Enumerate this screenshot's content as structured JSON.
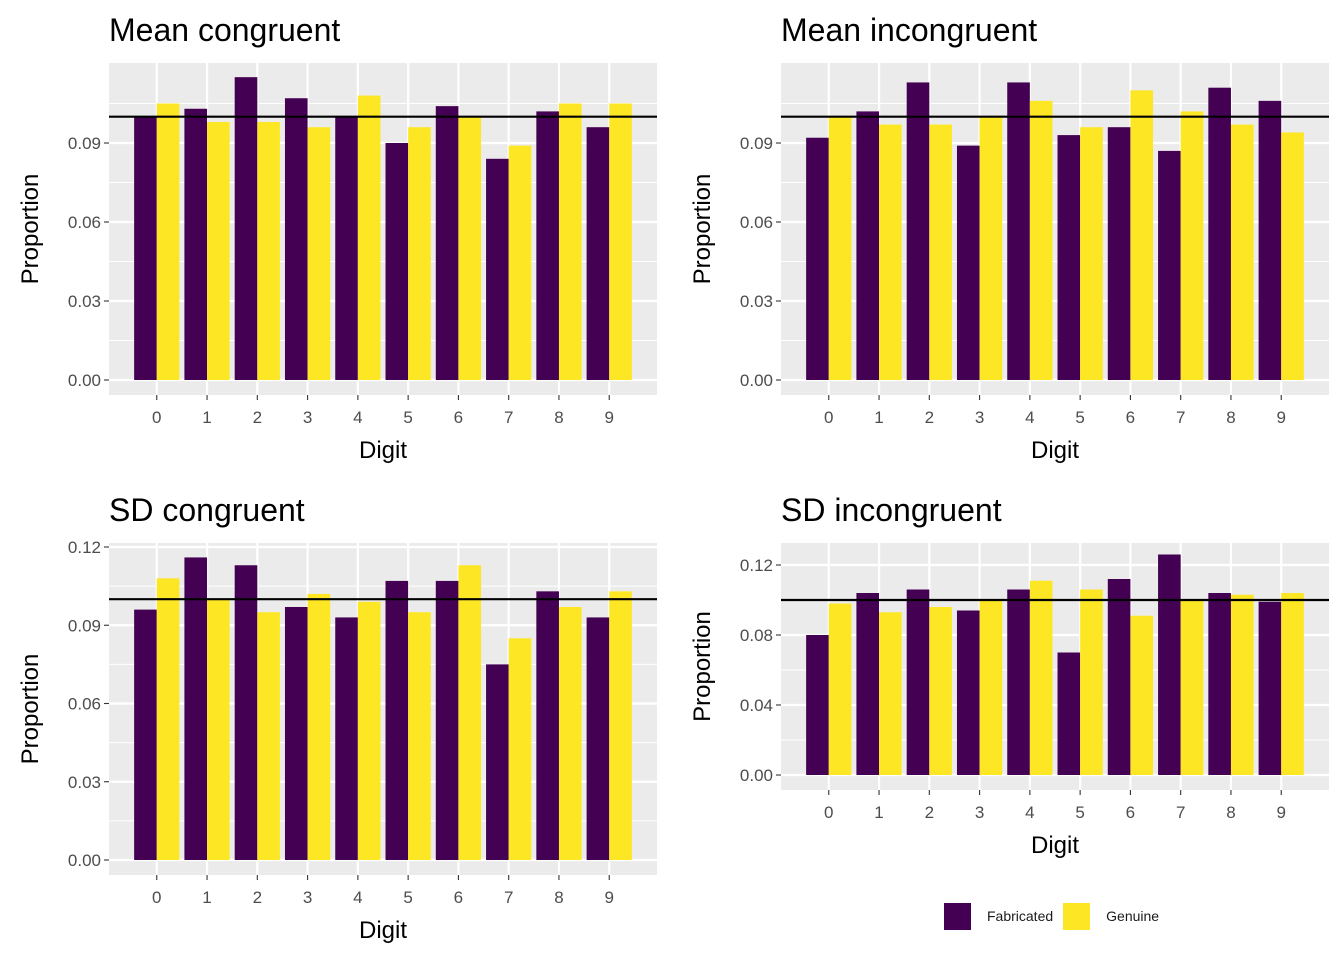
{
  "colors": {
    "fabricated": "#440154",
    "genuine": "#FDE725",
    "panel_bg": "#EBEBEB",
    "grid": "#FFFFFF",
    "reference_line": "#000000",
    "tick_text": "#4D4D4D"
  },
  "legend": {
    "items": [
      {
        "label": "Fabricated",
        "color": "#440154"
      },
      {
        "label": "Genuine",
        "color": "#FDE725"
      }
    ]
  },
  "chart_data": [
    {
      "type": "bar",
      "title": "Mean congruent",
      "xlabel": "Digit",
      "ylabel": "Proportion",
      "categories": [
        "0",
        "1",
        "2",
        "3",
        "4",
        "5",
        "6",
        "7",
        "8",
        "9"
      ],
      "ylim": [
        0,
        0.12
      ],
      "yticks": [
        "0.00",
        "0.03",
        "0.06",
        "0.09"
      ],
      "reference_line": 0.1,
      "series": [
        {
          "name": "Fabricated",
          "values": [
            0.1,
            0.103,
            0.115,
            0.107,
            0.1,
            0.09,
            0.104,
            0.084,
            0.102,
            0.096
          ]
        },
        {
          "name": "Genuine",
          "values": [
            0.105,
            0.098,
            0.098,
            0.096,
            0.108,
            0.096,
            0.1,
            0.089,
            0.105,
            0.105
          ]
        }
      ]
    },
    {
      "type": "bar",
      "title": "Mean incongruent",
      "xlabel": "Digit",
      "ylabel": "Proportion",
      "categories": [
        "0",
        "1",
        "2",
        "3",
        "4",
        "5",
        "6",
        "7",
        "8",
        "9"
      ],
      "ylim": [
        0,
        0.12
      ],
      "yticks": [
        "0.00",
        "0.03",
        "0.06",
        "0.09"
      ],
      "reference_line": 0.1,
      "series": [
        {
          "name": "Fabricated",
          "values": [
            0.092,
            0.102,
            0.113,
            0.089,
            0.113,
            0.093,
            0.096,
            0.087,
            0.111,
            0.106
          ]
        },
        {
          "name": "Genuine",
          "values": [
            0.1,
            0.097,
            0.097,
            0.1,
            0.106,
            0.096,
            0.11,
            0.102,
            0.097,
            0.094
          ]
        }
      ]
    },
    {
      "type": "bar",
      "title": "SD congruent",
      "xlabel": "Digit",
      "ylabel": "Proportion",
      "categories": [
        "0",
        "1",
        "2",
        "3",
        "4",
        "5",
        "6",
        "7",
        "8",
        "9"
      ],
      "ylim": [
        0,
        0.12
      ],
      "yticks": [
        "0.00",
        "0.03",
        "0.06",
        "0.09",
        "0.12"
      ],
      "reference_line": 0.1,
      "series": [
        {
          "name": "Fabricated",
          "values": [
            0.096,
            0.116,
            0.113,
            0.097,
            0.093,
            0.107,
            0.107,
            0.075,
            0.103,
            0.093
          ]
        },
        {
          "name": "Genuine",
          "values": [
            0.108,
            0.1,
            0.095,
            0.102,
            0.099,
            0.095,
            0.113,
            0.085,
            0.097,
            0.103
          ]
        }
      ]
    },
    {
      "type": "bar",
      "title": "SD incongruent",
      "xlabel": "Digit",
      "ylabel": "Proportion",
      "categories": [
        "0",
        "1",
        "2",
        "3",
        "4",
        "5",
        "6",
        "7",
        "8",
        "9"
      ],
      "ylim": [
        0,
        0.12
      ],
      "yticks": [
        "0.00",
        "0.04",
        "0.08",
        "0.12"
      ],
      "reference_line": 0.1,
      "series": [
        {
          "name": "Fabricated",
          "values": [
            0.08,
            0.104,
            0.106,
            0.094,
            0.106,
            0.07,
            0.112,
            0.126,
            0.104,
            0.099
          ]
        },
        {
          "name": "Genuine",
          "values": [
            0.098,
            0.093,
            0.096,
            0.1,
            0.111,
            0.106,
            0.091,
            0.1,
            0.103,
            0.104
          ]
        }
      ]
    }
  ]
}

——

WORK TO BE COMPLETED
Omit every image. Quote each record exactly.

OUTPUT OF THE TASK
Enumerate this screenshot's content as structured JSON.
{
  "colors": {
    "fabricated": "#440154",
    "genuine": "#FDE725",
    "panel_bg": "#EBEBEB",
    "grid": "#FFFFFF",
    "reference_line": "#000000",
    "tick_text": "#4D4D4D"
  },
  "legend": {
    "items": [
      {
        "label": "Fabricated",
        "color": "#440154"
      },
      {
        "label": "Genuine",
        "color": "#FDE725"
      }
    ]
  },
  "chart_data": [
    {
      "type": "bar",
      "title": "Mean congruent",
      "xlabel": "Digit",
      "ylabel": "Proportion",
      "categories": [
        "0",
        "1",
        "2",
        "3",
        "4",
        "5",
        "6",
        "7",
        "8",
        "9"
      ],
      "ylim": [
        0,
        0.12
      ],
      "yticks": [
        "0.00",
        "0.03",
        "0.06",
        "0.09"
      ],
      "reference_line": 0.1,
      "series": [
        {
          "name": "Fabricated",
          "values": [
            0.1,
            0.103,
            0.115,
            0.107,
            0.1,
            0.09,
            0.104,
            0.084,
            0.102,
            0.096
          ]
        },
        {
          "name": "Genuine",
          "values": [
            0.105,
            0.098,
            0.098,
            0.096,
            0.108,
            0.096,
            0.1,
            0.089,
            0.105,
            0.105
          ]
        }
      ]
    },
    {
      "type": "bar",
      "title": "Mean incongruent",
      "xlabel": "Digit",
      "ylabel": "Proportion",
      "categories": [
        "0",
        "1",
        "2",
        "3",
        "4",
        "5",
        "6",
        "7",
        "8",
        "9"
      ],
      "ylim": [
        0,
        0.12
      ],
      "yticks": [
        "0.00",
        "0.03",
        "0.06",
        "0.09"
      ],
      "reference_line": 0.1,
      "series": [
        {
          "name": "Fabricated",
          "values": [
            0.092,
            0.102,
            0.113,
            0.089,
            0.113,
            0.093,
            0.096,
            0.087,
            0.111,
            0.106
          ]
        },
        {
          "name": "Genuine",
          "values": [
            0.1,
            0.097,
            0.097,
            0.1,
            0.106,
            0.096,
            0.11,
            0.102,
            0.097,
            0.094
          ]
        }
      ]
    },
    {
      "type": "bar",
      "title": "SD congruent",
      "xlabel": "Digit",
      "ylabel": "Proportion",
      "categories": [
        "0",
        "1",
        "2",
        "3",
        "4",
        "5",
        "6",
        "7",
        "8",
        "9"
      ],
      "ylim": [
        0,
        0.12
      ],
      "yticks": [
        "0.00",
        "0.03",
        "0.06",
        "0.09",
        "0.12"
      ],
      "reference_line": 0.1,
      "series": [
        {
          "name": "Fabricated",
          "values": [
            0.096,
            0.116,
            0.113,
            0.097,
            0.093,
            0.107,
            0.107,
            0.075,
            0.103,
            0.093
          ]
        },
        {
          "name": "Genuine",
          "values": [
            0.108,
            0.1,
            0.095,
            0.102,
            0.099,
            0.095,
            0.113,
            0.085,
            0.097,
            0.103
          ]
        }
      ]
    },
    {
      "type": "bar",
      "title": "SD incongruent",
      "xlabel": "Digit",
      "ylabel": "Proportion",
      "categories": [
        "0",
        "1",
        "2",
        "3",
        "4",
        "5",
        "6",
        "7",
        "8",
        "9"
      ],
      "ylim": [
        0,
        0.12
      ],
      "yticks": [
        "0.00",
        "0.04",
        "0.08",
        "0.12"
      ],
      "reference_line": 0.1,
      "series": [
        {
          "name": "Fabricated",
          "values": [
            0.08,
            0.104,
            0.106,
            0.094,
            0.106,
            0.07,
            0.112,
            0.126,
            0.104,
            0.099
          ]
        },
        {
          "name": "Genuine",
          "values": [
            0.098,
            0.093,
            0.096,
            0.1,
            0.111,
            0.106,
            0.091,
            0.1,
            0.103,
            0.104
          ]
        }
      ]
    }
  ]
}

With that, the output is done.